PROBLEM TO SOLVE.
Read the material below and count the lines holding the string "entre". Give that count with nothing added.
— Start MATERIAL SUPPLIED —
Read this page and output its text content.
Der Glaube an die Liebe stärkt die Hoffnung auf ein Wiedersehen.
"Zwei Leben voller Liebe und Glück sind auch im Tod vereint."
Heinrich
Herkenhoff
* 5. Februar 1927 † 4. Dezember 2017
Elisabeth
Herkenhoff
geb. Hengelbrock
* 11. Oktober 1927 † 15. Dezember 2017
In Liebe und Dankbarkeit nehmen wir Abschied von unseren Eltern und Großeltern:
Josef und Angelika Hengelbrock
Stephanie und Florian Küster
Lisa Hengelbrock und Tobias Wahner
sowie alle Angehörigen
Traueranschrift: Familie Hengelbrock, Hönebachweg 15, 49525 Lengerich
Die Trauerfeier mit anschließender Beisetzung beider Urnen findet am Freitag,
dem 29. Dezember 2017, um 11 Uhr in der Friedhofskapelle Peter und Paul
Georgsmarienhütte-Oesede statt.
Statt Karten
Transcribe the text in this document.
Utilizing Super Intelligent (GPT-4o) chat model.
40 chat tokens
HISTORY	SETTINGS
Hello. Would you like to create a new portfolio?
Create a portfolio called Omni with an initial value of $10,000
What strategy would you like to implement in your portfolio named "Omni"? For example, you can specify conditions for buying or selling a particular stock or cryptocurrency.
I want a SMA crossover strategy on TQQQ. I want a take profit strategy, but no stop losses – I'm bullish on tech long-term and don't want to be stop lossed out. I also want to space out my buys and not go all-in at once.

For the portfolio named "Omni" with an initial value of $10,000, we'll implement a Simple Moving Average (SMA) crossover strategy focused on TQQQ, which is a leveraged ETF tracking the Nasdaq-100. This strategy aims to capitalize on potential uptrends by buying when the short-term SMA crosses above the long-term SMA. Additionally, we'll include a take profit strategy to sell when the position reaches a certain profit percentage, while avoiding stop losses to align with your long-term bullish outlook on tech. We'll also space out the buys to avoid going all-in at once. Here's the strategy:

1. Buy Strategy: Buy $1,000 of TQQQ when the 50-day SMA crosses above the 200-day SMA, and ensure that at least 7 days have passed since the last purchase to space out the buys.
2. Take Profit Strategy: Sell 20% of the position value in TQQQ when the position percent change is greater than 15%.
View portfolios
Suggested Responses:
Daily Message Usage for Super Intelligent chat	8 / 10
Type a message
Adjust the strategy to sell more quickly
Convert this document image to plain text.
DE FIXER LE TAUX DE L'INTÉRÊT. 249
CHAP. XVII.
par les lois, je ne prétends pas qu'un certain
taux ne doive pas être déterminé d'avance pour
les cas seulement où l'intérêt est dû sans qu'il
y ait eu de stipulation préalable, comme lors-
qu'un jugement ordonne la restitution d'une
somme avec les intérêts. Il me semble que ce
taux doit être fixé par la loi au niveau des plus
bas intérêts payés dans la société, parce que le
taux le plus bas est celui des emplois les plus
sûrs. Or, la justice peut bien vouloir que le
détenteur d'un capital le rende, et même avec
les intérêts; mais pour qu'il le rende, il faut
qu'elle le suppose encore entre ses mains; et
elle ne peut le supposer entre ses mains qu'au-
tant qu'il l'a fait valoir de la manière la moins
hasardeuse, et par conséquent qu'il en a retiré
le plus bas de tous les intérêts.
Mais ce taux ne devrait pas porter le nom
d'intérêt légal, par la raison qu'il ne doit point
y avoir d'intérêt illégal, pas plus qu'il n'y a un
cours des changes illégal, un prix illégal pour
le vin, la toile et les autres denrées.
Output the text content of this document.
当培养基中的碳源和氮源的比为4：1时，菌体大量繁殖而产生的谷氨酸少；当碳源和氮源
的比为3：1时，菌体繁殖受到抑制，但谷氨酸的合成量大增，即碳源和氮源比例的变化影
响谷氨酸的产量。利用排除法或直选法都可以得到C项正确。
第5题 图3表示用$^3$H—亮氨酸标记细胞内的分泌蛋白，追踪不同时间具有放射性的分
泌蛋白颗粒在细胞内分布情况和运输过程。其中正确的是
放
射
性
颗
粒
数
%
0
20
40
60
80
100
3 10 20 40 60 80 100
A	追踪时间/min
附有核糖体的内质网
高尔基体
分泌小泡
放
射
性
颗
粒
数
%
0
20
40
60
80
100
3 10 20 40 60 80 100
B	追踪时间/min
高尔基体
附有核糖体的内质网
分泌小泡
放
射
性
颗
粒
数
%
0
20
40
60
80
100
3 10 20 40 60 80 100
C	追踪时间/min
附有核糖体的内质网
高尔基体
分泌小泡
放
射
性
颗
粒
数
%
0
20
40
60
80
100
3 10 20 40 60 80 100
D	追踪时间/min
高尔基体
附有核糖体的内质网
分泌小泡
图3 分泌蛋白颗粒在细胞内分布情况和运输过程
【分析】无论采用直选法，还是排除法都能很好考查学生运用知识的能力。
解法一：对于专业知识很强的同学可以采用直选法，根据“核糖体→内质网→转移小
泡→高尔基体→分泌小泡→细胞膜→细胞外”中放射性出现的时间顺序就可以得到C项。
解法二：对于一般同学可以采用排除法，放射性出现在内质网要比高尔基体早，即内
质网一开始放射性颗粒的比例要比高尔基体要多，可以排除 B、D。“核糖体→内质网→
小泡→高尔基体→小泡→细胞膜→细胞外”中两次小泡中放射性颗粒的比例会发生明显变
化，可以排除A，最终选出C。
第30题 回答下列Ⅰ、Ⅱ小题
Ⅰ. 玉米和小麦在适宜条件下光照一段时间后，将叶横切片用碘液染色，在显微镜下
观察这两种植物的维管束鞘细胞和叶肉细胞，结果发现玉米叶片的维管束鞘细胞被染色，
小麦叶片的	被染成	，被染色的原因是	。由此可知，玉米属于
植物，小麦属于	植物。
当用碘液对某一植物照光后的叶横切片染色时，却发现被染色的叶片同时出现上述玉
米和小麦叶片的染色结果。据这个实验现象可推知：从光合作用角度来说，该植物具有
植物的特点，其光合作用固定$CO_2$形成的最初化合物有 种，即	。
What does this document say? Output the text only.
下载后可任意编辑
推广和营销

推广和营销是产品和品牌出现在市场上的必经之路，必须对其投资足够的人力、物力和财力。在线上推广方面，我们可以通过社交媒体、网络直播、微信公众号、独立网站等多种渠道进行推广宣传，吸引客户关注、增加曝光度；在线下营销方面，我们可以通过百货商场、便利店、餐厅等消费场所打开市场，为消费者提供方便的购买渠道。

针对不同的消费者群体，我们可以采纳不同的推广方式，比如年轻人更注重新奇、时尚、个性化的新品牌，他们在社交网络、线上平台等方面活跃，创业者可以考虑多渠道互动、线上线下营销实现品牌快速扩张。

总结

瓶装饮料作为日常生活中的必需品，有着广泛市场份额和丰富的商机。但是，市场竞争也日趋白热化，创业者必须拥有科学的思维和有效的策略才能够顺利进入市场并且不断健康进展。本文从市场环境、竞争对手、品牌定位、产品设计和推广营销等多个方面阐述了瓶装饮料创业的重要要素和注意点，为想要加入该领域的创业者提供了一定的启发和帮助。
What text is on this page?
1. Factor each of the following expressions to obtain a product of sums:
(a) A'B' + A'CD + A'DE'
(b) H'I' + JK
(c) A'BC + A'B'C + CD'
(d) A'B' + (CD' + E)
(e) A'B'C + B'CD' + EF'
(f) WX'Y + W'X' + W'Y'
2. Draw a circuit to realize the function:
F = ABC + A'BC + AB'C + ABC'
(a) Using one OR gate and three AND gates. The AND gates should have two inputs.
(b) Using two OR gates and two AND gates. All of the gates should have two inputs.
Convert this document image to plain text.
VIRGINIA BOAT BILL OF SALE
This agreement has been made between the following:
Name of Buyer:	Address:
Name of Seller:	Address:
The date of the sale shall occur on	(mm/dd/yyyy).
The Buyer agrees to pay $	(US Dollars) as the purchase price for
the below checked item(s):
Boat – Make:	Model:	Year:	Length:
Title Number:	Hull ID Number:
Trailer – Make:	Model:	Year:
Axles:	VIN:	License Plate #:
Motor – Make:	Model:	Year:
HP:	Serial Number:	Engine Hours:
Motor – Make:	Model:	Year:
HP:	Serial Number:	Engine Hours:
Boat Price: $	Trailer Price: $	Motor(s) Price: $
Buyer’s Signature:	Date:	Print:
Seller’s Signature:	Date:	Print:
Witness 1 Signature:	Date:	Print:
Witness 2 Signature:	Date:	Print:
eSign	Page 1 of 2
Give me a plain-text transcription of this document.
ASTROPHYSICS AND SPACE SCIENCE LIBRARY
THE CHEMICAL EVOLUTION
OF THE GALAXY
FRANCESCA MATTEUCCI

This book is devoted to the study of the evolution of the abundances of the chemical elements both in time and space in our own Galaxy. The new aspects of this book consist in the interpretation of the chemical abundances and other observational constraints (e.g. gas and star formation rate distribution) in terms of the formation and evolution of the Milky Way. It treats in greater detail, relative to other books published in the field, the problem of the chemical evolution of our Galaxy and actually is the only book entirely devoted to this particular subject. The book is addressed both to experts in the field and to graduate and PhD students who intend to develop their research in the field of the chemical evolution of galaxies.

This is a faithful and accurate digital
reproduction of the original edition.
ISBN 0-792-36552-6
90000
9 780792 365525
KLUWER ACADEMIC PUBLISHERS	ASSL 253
— End MATERIAL SUPPLIED —
OUTPUT FOR THIS TASK.
2